REQUIREMENT
Return the full listing exactly as it is written.

Collected data
·····
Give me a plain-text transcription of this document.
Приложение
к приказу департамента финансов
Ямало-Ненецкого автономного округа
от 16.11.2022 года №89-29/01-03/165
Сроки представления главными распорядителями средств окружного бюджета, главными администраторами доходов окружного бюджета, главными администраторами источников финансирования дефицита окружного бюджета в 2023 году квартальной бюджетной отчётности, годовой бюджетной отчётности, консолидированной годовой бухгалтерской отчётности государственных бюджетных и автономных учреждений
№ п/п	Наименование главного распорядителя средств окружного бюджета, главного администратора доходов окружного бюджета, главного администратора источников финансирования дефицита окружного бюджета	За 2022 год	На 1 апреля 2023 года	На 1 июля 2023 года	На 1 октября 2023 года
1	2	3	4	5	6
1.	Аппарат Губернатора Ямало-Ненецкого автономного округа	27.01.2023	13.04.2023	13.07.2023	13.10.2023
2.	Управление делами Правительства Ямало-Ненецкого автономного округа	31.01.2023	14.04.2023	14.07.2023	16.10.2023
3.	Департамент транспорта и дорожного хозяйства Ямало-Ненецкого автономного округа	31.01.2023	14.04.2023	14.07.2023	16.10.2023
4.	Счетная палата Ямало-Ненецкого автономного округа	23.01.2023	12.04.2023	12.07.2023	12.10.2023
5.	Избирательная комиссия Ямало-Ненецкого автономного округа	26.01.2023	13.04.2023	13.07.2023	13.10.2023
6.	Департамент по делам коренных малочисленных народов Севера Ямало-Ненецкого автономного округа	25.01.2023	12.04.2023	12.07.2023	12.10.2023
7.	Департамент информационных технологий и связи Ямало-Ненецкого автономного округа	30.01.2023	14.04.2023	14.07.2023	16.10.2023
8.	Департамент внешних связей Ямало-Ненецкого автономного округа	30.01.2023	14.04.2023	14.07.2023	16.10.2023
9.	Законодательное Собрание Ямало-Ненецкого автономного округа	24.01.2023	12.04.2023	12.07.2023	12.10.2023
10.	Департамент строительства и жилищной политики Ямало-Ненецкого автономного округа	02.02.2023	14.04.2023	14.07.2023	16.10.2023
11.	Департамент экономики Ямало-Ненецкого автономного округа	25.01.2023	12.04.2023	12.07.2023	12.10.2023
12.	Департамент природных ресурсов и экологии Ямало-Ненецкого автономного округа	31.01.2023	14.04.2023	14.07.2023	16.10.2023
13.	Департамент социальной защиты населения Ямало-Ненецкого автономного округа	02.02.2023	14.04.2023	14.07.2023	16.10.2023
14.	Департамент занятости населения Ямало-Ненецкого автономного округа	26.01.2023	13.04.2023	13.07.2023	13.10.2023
·····
THE REPLY
Give me a plain-text transcription of this document.
Приложение
к приказу департамента финансов
Ямало-Ненецкого автономного округа
от 16.11.2022 года №89-29/01-03/165
Сроки представления главными распорядителями средств окружного бюджета, главными администраторами доходов окружного бюджета, главными администраторами источников финансирования дефицита окружного бюджета в 2023 году квартальной бюджетной отчётности, годовой бюджетной отчётности, консолидированной годовой бухгалтерской отчётности государственных бюджетных и автономных учреждений
№ п/п	Наименование главного распорядителя средств окружного бюджета, главного администратора доходов окружного бюджета, главного администратора источников финансирования дефицита окружного бюджета	За 2022 год	На 1 апреля 2023 года	На 1 июля 2023 года	На 1 октября 2023 года
1	2	3	4	5	6
1.	Аппарат Губернатора Ямало-Ненецкого автономного округа	27.01.2023	13.04.2023	13.07.2023	13.10.2023
2.	Управление делами Правительства Ямало-Ненецкого автономного округа	31.01.2023	14.04.2023	14.07.2023	16.10.2023
3.	Департамент транспорта и дорожного хозяйства Ямало-Ненецкого автономного округа	31.01.2023	14.04.2023	14.07.2023	16.10.2023
4.	Счетная палата Ямало-Ненецкого автономного округа	23.01.2023	12.04.2023	12.07.2023	12.10.2023
5.	Избирательная комиссия Ямало-Ненецкого автономного округа	26.01.2023	13.04.2023	13.07.2023	13.10.2023
6.	Департамент по делам коренных малочисленных народов Севера Ямало-Ненецкого автономного округа	25.01.2023	12.04.2023	12.07.2023	12.10.2023
7.	Департамент информационных технологий и связи Ямало-Ненецкого автономного округа	30.01.2023	14.04.2023	14.07.2023	16.10.2023
8.	Департамент внешних связей Ямало-Ненецкого автономного округа	30.01.2023	14.04.2023	14.07.2023	16.10.2023
9.	Законодательное Собрание Ямало-Ненецкого автономного округа	24.01.2023	12.04.2023	12.07.2023	12.10.2023
10.	Департамент строительства и жилищной политики Ямало-Ненецкого автономного округа	02.02.2023	14.04.2023	14.07.2023	16.10.2023
11.	Департамент экономики Ямало-Ненецкого автономного округа	25.01.2023	12.04.2023	12.07.2023	12.10.2023
12.	Департамент природных ресурсов и экологии Ямало-Ненецкого автономного округа	31.01.2023	14.04.2023	14.07.2023	16.10.2023
13.	Департамент социальной защиты населения Ямало-Ненецкого автономного округа	02.02.2023	14.04.2023	14.07.2023	16.10.2023
14.	Департамент занятости населения Ямало-Ненецкого автономного округа	26.01.2023	13.04.2023	13.07.2023	13.10.2023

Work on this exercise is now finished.